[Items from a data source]
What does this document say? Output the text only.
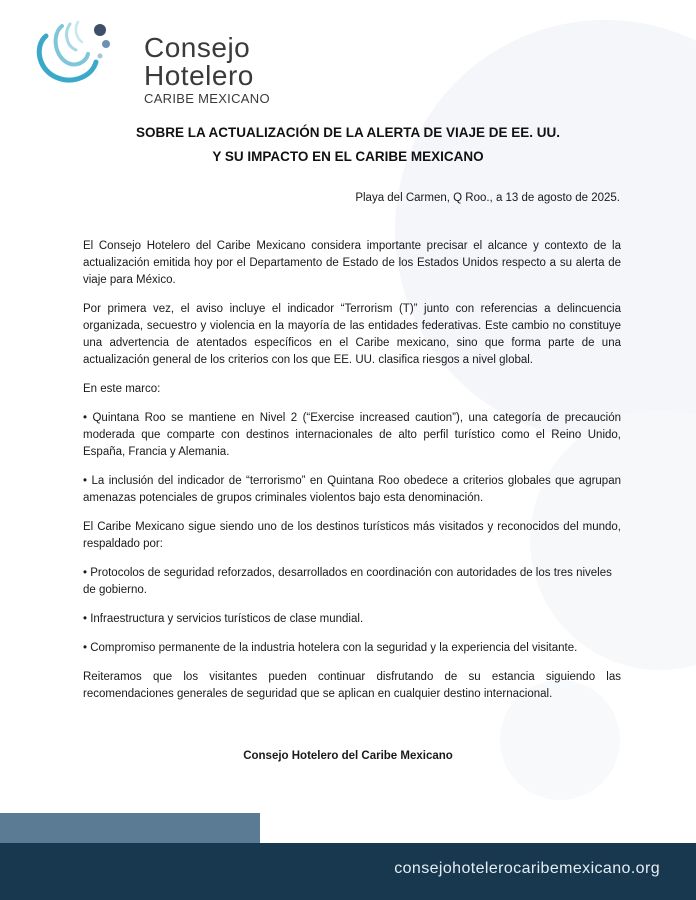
Consejo
Hotelero
CARIBE MEXICANO
SOBRE LA ACTUALIZACIÓN DE LA ALERTA DE VIAJE DE EE. UU.
Y SU IMPACTO EN EL CARIBE MEXICANO
Playa del Carmen, Q Roo., a 13 de agosto de 2025.

El Consejo Hotelero del Caribe Mexicano considera importante precisar el alcance y contexto de la actualización emitida hoy por el Departamento de Estado de los Estados Unidos respecto a su alerta de viaje para México.

Por primera vez, el aviso incluye el indicador “Terrorism (T)” junto con referencias a delincuencia organizada, secuestro y violencia en la mayoría de las entidades federativas. Este cambio no constituye una advertencia de atentados específicos en el Caribe mexicano, sino que forma parte de una actualización general de los criterios con los que EE. UU. clasifica riesgos a nivel global.

En este marco:

• Quintana Roo se mantiene en Nivel 2 (“Exercise increased caution”), una categoría de precaución moderada que comparte con destinos internacionales de alto perfil turístico como el Reino Unido, España, Francia y Alemania.

• La inclusión del indicador de “terrorismo” en Quintana Roo obedece a criterios globales que agrupan amenazas potenciales de grupos criminales violentos bajo esta denominación.

El Caribe Mexicano sigue siendo uno de los destinos turísticos más visitados y reconocidos del mundo, respaldado por:

• Protocolos de seguridad reforzados, desarrollados en coordinación con autoridades de los tres niveles de gobierno.

• Infraestructura y servicios turísticos de clase mundial.

• Compromiso permanente de la industria hotelera con la seguridad y la experiencia del visitante.

Reiteramos que los visitantes pueden continuar disfrutando de su estancia siguiendo las recomendaciones generales de seguridad que se aplican en cualquier destino internacional.

Consejo Hotelero del Caribe Mexicano
consejohotelerocaribemexicano.org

WRITTEN EXERCISE: Nothing in the entries should change as you copy them, except that the pictures are left out.

SOLUTION TO THE PROBLEM:
What does this document say? Output the text only.
Consejo
Hotelero
CARIBE MEXICANO
SOBRE LA ACTUALIZACIÓN DE LA ALERTA DE VIAJE DE EE. UU.
Y SU IMPACTO EN EL CARIBE MEXICANO
Playa del Carmen, Q Roo., a 13 de agosto de 2025.

El Consejo Hotelero del Caribe Mexicano considera importante precisar el alcance y contexto de la actualización emitida hoy por el Departamento de Estado de los Estados Unidos respecto a su alerta de viaje para México.

Por primera vez, el aviso incluye el indicador “Terrorism (T)” junto con referencias a delincuencia organizada, secuestro y violencia en la mayoría de las entidades federativas. Este cambio no constituye una advertencia de atentados específicos en el Caribe mexicano, sino que forma parte de una actualización general de los criterios con los que EE. UU. clasifica riesgos a nivel global.

En este marco:

• Quintana Roo se mantiene en Nivel 2 (“Exercise increased caution”), una categoría de precaución moderada que comparte con destinos internacionales de alto perfil turístico como el Reino Unido, España, Francia y Alemania.

• La inclusión del indicador de “terrorismo” en Quintana Roo obedece a criterios globales que agrupan amenazas potenciales de grupos criminales violentos bajo esta denominación.

El Caribe Mexicano sigue siendo uno de los destinos turísticos más visitados y reconocidos del mundo, respaldado por:

• Protocolos de seguridad reforzados, desarrollados en coordinación con autoridades de los tres niveles de gobierno.

• Infraestructura y servicios turísticos de clase mundial.

• Compromiso permanente de la industria hotelera con la seguridad y la experiencia del visitante.

Reiteramos que los visitantes pueden continuar disfrutando de su estancia siguiendo las recomendaciones generales de seguridad que se aplican en cualquier destino internacional.

Consejo Hotelero del Caribe Mexicano
consejohotelerocaribemexicano.org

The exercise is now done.